[Saved data entries]
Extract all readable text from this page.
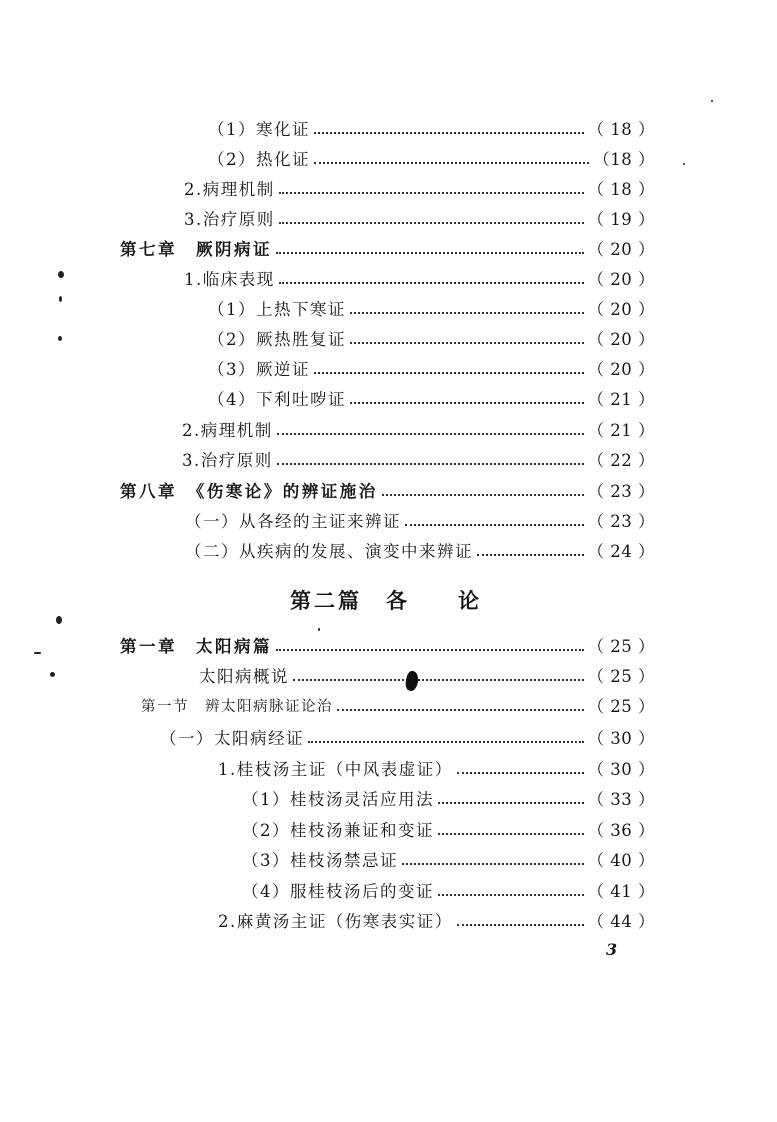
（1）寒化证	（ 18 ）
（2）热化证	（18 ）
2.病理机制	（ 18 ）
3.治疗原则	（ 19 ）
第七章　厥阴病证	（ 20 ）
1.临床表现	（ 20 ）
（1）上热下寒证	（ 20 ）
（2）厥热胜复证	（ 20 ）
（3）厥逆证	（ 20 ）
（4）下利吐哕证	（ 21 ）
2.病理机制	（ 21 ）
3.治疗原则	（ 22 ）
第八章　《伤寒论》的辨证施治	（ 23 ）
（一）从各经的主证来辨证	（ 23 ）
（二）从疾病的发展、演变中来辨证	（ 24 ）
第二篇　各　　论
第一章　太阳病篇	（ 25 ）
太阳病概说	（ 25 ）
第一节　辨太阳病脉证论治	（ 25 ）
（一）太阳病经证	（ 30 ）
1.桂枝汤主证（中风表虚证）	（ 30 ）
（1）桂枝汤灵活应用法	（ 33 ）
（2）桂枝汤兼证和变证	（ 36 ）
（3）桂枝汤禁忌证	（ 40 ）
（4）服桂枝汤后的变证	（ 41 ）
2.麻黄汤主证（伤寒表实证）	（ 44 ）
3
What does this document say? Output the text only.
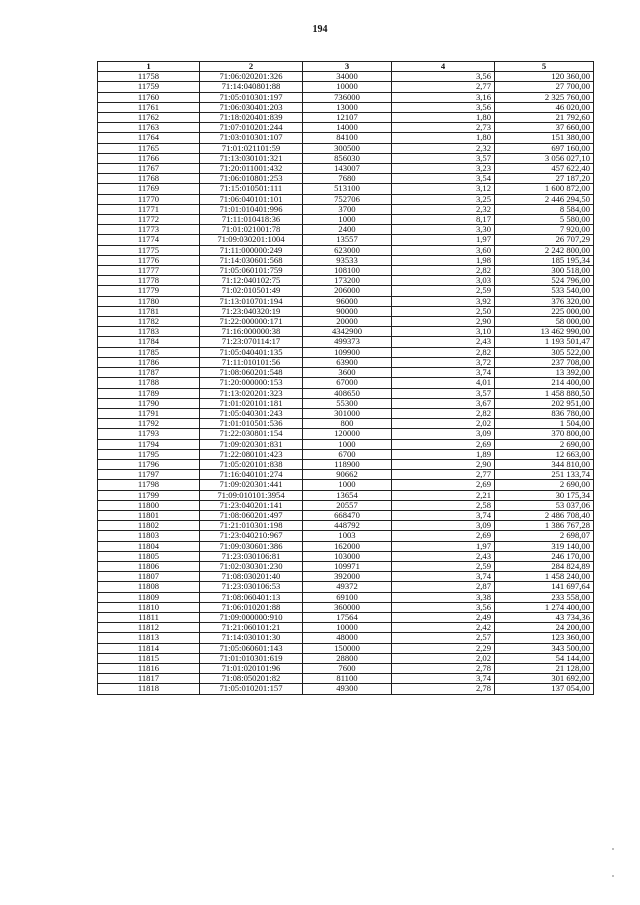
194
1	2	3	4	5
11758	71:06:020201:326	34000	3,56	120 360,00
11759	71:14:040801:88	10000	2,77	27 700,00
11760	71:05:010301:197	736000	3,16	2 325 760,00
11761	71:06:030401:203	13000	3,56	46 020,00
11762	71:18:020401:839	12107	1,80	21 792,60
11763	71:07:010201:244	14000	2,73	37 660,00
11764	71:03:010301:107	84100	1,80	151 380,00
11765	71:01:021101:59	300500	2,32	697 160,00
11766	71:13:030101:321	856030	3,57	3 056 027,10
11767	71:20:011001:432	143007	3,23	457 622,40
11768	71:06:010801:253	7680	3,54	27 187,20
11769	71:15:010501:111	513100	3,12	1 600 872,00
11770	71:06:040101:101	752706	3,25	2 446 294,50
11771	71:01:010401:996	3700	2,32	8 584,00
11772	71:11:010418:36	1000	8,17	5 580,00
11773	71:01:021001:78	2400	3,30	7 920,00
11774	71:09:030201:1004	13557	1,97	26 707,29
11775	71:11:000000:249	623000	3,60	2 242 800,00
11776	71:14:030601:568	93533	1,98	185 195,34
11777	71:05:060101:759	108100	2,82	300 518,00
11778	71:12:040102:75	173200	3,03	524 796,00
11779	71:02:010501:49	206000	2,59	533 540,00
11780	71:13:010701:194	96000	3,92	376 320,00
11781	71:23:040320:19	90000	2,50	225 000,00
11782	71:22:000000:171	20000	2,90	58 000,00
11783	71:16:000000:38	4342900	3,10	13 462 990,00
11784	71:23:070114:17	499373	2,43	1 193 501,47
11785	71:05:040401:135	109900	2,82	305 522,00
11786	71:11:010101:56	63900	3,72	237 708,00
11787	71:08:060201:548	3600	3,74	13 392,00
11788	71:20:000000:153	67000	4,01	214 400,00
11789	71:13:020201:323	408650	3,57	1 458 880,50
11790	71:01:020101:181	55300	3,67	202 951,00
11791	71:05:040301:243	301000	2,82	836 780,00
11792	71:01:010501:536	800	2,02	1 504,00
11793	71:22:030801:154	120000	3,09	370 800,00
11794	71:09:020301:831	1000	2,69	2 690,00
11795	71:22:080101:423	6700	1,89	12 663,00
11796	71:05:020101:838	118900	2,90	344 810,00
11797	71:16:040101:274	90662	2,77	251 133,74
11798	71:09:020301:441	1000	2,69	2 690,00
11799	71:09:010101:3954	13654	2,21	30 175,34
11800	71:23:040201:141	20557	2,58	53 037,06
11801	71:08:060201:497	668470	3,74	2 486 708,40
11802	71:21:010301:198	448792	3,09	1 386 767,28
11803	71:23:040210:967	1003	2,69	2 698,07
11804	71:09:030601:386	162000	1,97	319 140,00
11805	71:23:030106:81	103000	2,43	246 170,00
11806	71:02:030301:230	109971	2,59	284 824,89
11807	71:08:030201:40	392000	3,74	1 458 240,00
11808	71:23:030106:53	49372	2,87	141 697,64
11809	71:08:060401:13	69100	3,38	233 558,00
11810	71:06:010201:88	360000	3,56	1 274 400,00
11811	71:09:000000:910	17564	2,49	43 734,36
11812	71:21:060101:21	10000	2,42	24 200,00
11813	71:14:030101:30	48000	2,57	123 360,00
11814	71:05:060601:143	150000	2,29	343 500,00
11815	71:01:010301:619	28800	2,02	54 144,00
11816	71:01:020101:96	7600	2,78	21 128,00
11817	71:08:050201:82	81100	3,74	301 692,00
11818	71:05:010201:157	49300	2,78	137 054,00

* Work to be completed *
Omit every picture, then reproduce the rest of the listing exactly.

* Written solution *
Extract all readable text from this page.
（1）寒化证	（ 18 ）
（2）热化证	（18 ）
2.病理机制	（ 18 ）
3.治疗原则	（ 19 ）
第七章　厥阴病证	（ 20 ）
1.临床表现	（ 20 ）
（1）上热下寒证	（ 20 ）
（2）厥热胜复证	（ 20 ）
（3）厥逆证	（ 20 ）
（4）下利吐哕证	（ 21 ）
2.病理机制	（ 21 ）
3.治疗原则	（ 22 ）
第八章　《伤寒论》的辨证施治	（ 23 ）
（一）从各经的主证来辨证	（ 23 ）
（二）从疾病的发展、演变中来辨证	（ 24 ）
第二篇　各　　论
第一章　太阳病篇	（ 25 ）
太阳病概说	（ 25 ）
第一节　辨太阳病脉证论治	（ 25 ）
（一）太阳病经证	（ 30 ）
1.桂枝汤主证（中风表虚证）	（ 30 ）
（1）桂枝汤灵活应用法	（ 33 ）
（2）桂枝汤兼证和变证	（ 36 ）
（3）桂枝汤禁忌证	（ 40 ）
（4）服桂枝汤后的变证	（ 41 ）
2.麻黄汤主证（伤寒表实证）	（ 44 ）
3
What does this document say? Output the text only.
194
1	2	3	4	5
11758	71:06:020201:326	34000	3,56	120 360,00
11759	71:14:040801:88	10000	2,77	27 700,00
11760	71:05:010301:197	736000	3,16	2 325 760,00
11761	71:06:030401:203	13000	3,56	46 020,00
11762	71:18:020401:839	12107	1,80	21 792,60
11763	71:07:010201:244	14000	2,73	37 660,00
11764	71:03:010301:107	84100	1,80	151 380,00
11765	71:01:021101:59	300500	2,32	697 160,00
11766	71:13:030101:321	856030	3,57	3 056 027,10
11767	71:20:011001:432	143007	3,23	457 622,40
11768	71:06:010801:253	7680	3,54	27 187,20
11769	71:15:010501:111	513100	3,12	1 600 872,00
11770	71:06:040101:101	752706	3,25	2 446 294,50
11771	71:01:010401:996	3700	2,32	8 584,00
11772	71:11:010418:36	1000	8,17	5 580,00
11773	71:01:021001:78	2400	3,30	7 920,00
11774	71:09:030201:1004	13557	1,97	26 707,29
11775	71:11:000000:249	623000	3,60	2 242 800,00
11776	71:14:030601:568	93533	1,98	185 195,34
11777	71:05:060101:759	108100	2,82	300 518,00
11778	71:12:040102:75	173200	3,03	524 796,00
11779	71:02:010501:49	206000	2,59	533 540,00
11780	71:13:010701:194	96000	3,92	376 320,00
11781	71:23:040320:19	90000	2,50	225 000,00
11782	71:22:000000:171	20000	2,90	58 000,00
11783	71:16:000000:38	4342900	3,10	13 462 990,00
11784	71:23:070114:17	499373	2,43	1 193 501,47
11785	71:05:040401:135	109900	2,82	305 522,00
11786	71:11:010101:56	63900	3,72	237 708,00
11787	71:08:060201:548	3600	3,74	13 392,00
11788	71:20:000000:153	67000	4,01	214 400,00
11789	71:13:020201:323	408650	3,57	1 458 880,50
11790	71:01:020101:181	55300	3,67	202 951,00
11791	71:05:040301:243	301000	2,82	836 780,00
11792	71:01:010501:536	800	2,02	1 504,00
11793	71:22:030801:154	120000	3,09	370 800,00
11794	71:09:020301:831	1000	2,69	2 690,00
11795	71:22:080101:423	6700	1,89	12 663,00
11796	71:05:020101:838	118900	2,90	344 810,00
11797	71:16:040101:274	90662	2,77	251 133,74
11798	71:09:020301:441	1000	2,69	2 690,00
11799	71:09:010101:3954	13654	2,21	30 175,34
11800	71:23:040201:141	20557	2,58	53 037,06
11801	71:08:060201:497	668470	3,74	2 486 708,40
11802	71:21:010301:198	448792	3,09	1 386 767,28
11803	71:23:040210:967	1003	2,69	2 698,07
11804	71:09:030601:386	162000	1,97	319 140,00
11805	71:23:030106:81	103000	2,43	246 170,00
11806	71:02:030301:230	109971	2,59	284 824,89
11807	71:08:030201:40	392000	3,74	1 458 240,00
11808	71:23:030106:53	49372	2,87	141 697,64
11809	71:08:060401:13	69100	3,38	233 558,00
11810	71:06:010201:88	360000	3,56	1 274 400,00
11811	71:09:000000:910	17564	2,49	43 734,36
11812	71:21:060101:21	10000	2,42	24 200,00
11813	71:14:030101:30	48000	2,57	123 360,00
11814	71:05:060601:143	150000	2,29	343 500,00
11815	71:01:010301:619	28800	2,02	54 144,00
11816	71:01:020101:96	7600	2,78	21 128,00
11817	71:08:050201:82	81100	3,74	301 692,00
11818	71:05:010201:157	49300	2,78	137 054,00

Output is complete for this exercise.